DOCUMENT SEGMENT
>> begin

The Chancellor is costing us already about £148 million compared with £38 million lost on the groundnuts scheme. He met his masters the day before yesterday to lose a bit more. I do hope that hon. Members opposite will not talk about the groundnuts scheme, because they are getting their answer in what is now being done. They are getting their answer as well in the by-elections, and they will have a good many more answers like that.
The point I am making is that what we on this side of the House are worried about is that the Government appear to be anxious to define the powers of the Corporation so narrowly. [An HON. MEMBER: "That is not correct"] An hon. Member says that that is not correct, but when you define powers by a catalogue you are against what you do not put in. One of the things not put in is the possibility of the Corporation entering into arrangements with Governments, or parties or associations set up by Governments. That is at once a narrowing of the powers of the Corporation. We are, therefore, rather frightened about this aspect of the matter.

>> end

Copy the passage of the parliamentary speech from "The Chancellor is" to "answers like that." word for word.

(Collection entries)

>> begin

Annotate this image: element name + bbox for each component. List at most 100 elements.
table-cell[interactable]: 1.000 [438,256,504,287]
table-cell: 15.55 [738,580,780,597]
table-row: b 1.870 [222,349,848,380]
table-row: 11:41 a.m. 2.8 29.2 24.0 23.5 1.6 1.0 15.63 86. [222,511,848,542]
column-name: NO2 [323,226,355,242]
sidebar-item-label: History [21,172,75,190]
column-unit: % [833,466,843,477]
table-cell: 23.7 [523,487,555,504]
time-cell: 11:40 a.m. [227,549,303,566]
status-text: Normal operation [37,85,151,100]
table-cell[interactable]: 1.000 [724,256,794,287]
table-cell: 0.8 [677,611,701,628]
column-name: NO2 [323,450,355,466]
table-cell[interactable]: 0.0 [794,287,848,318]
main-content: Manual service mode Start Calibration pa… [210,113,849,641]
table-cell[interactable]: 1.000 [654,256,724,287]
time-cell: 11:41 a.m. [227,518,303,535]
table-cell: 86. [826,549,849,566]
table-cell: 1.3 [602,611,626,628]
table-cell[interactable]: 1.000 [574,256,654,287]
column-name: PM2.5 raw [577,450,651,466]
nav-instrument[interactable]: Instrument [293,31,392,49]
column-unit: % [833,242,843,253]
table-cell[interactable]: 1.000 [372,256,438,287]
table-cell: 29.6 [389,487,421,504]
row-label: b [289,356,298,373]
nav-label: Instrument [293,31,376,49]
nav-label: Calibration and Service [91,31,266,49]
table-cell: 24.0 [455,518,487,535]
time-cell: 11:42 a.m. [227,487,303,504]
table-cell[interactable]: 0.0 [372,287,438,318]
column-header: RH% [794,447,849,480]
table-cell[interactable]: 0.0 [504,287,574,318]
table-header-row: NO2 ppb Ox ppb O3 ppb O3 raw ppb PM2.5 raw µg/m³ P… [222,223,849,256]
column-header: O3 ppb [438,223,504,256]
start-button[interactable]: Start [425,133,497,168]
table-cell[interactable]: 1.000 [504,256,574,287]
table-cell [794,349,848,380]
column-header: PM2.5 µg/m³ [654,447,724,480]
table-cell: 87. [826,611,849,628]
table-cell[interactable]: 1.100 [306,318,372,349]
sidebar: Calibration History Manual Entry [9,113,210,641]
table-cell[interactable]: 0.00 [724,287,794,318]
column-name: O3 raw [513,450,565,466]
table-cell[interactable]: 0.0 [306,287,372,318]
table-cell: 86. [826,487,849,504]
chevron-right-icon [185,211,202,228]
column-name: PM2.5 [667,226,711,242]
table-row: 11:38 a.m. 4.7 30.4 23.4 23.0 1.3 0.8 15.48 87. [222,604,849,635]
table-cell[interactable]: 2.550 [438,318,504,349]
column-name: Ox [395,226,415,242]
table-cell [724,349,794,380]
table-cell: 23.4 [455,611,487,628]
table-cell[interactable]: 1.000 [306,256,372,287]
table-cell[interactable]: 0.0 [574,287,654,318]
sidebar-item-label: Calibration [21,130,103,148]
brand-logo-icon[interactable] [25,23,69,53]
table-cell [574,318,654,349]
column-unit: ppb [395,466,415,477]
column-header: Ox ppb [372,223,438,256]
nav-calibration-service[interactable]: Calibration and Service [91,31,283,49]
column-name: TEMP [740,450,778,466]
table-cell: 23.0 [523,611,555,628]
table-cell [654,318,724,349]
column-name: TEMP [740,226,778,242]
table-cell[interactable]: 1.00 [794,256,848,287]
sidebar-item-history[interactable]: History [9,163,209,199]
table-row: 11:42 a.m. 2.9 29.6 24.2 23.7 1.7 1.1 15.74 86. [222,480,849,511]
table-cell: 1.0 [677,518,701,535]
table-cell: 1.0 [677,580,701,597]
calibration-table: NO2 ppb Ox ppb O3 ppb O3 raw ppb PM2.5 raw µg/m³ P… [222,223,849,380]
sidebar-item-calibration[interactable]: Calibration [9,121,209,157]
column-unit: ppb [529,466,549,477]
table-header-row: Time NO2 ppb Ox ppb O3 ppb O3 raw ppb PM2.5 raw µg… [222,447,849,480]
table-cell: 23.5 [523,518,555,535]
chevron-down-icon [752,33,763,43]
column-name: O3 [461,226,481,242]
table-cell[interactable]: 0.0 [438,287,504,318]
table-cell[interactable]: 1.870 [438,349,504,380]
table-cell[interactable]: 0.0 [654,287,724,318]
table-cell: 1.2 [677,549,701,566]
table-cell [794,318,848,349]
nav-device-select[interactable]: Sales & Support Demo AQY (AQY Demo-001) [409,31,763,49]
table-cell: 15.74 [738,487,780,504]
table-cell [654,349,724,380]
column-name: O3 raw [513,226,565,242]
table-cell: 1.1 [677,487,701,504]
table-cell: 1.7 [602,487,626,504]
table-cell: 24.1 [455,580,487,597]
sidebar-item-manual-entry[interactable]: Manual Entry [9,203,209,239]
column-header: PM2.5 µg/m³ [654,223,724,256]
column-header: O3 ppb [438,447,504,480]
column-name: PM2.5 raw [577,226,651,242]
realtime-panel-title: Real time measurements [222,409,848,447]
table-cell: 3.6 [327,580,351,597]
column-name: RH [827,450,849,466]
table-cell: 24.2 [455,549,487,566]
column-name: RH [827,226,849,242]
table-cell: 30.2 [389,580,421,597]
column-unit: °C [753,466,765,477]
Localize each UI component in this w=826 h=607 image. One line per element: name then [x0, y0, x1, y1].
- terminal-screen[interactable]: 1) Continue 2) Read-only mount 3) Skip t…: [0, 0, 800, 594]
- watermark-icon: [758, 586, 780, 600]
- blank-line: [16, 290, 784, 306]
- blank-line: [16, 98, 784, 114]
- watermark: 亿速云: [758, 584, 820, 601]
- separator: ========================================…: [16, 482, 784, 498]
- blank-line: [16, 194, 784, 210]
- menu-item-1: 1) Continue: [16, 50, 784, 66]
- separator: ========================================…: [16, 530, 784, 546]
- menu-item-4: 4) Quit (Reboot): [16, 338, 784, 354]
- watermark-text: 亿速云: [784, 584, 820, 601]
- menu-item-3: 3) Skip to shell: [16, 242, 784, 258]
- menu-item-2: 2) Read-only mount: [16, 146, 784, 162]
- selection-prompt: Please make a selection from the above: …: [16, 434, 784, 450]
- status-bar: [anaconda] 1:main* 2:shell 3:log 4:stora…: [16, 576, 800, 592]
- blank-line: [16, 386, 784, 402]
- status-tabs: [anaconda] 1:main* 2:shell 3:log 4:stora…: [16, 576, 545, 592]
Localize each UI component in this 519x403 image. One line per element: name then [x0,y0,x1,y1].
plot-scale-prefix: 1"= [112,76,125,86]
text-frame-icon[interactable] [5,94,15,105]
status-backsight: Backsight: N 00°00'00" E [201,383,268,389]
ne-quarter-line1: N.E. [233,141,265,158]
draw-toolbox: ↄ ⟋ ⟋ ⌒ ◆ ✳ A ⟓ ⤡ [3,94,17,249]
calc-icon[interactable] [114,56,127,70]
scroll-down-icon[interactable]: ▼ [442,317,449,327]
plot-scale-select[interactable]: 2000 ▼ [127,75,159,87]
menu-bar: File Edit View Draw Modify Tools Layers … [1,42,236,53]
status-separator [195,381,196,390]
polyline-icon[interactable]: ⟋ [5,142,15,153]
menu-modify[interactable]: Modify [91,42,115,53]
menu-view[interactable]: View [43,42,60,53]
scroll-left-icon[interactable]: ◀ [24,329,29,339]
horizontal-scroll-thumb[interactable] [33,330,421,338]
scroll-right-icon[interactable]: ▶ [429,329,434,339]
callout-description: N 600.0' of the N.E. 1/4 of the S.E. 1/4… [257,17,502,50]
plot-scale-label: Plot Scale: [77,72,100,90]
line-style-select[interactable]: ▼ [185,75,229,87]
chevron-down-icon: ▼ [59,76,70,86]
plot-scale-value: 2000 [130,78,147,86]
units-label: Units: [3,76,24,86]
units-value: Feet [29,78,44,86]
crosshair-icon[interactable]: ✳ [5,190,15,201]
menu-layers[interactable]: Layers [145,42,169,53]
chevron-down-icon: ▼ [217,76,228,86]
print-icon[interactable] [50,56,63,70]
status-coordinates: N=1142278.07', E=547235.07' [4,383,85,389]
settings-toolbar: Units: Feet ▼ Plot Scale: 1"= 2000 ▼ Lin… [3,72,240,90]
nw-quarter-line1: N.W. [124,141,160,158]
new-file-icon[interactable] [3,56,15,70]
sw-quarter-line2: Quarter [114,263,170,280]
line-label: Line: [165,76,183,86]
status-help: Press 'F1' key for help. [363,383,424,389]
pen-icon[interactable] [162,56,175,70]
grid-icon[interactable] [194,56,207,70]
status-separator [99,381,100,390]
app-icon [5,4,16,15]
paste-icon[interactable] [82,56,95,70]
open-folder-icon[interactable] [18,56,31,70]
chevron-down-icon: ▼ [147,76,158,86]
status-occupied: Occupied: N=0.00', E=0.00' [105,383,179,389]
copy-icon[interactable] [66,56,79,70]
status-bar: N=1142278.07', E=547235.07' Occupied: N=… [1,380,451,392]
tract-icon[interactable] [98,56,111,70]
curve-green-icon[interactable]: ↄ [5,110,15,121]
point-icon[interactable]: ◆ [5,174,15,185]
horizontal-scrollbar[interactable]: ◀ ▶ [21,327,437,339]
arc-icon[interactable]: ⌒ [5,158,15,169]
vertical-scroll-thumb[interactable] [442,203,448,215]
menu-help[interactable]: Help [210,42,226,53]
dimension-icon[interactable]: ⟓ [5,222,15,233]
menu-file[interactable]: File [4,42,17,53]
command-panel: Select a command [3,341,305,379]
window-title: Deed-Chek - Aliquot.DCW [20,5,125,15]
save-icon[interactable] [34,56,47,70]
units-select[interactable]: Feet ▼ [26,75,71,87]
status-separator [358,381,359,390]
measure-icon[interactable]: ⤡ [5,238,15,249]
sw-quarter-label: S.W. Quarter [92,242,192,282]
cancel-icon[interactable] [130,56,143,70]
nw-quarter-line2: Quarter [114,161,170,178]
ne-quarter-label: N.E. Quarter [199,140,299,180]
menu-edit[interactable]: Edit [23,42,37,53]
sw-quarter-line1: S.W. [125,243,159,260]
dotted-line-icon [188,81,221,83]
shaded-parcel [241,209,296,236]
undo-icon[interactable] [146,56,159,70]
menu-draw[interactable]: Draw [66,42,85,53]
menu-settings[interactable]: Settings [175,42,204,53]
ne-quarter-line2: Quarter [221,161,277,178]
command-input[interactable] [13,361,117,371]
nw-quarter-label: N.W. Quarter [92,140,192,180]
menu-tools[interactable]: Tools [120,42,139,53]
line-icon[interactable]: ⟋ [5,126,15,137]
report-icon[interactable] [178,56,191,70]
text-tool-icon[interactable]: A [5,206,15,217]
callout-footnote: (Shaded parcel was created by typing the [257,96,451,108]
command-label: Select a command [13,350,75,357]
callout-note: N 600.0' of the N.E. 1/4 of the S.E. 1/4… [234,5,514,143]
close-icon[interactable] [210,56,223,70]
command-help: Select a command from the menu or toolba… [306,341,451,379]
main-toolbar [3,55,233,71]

>> end

RESPONSE FOR THIS EXERCISE
The Chancellor is costing us already about £148 million compared with £38 million lost on the groundnuts scheme. He met his masters the day before yesterday to lose a bit more. I do hope that hon. Members opposite will not talk about the groundnuts scheme, because they are getting their answer in what is now being done. They are getting their answer as well in the by-elections, and they will have a good many more answers like that.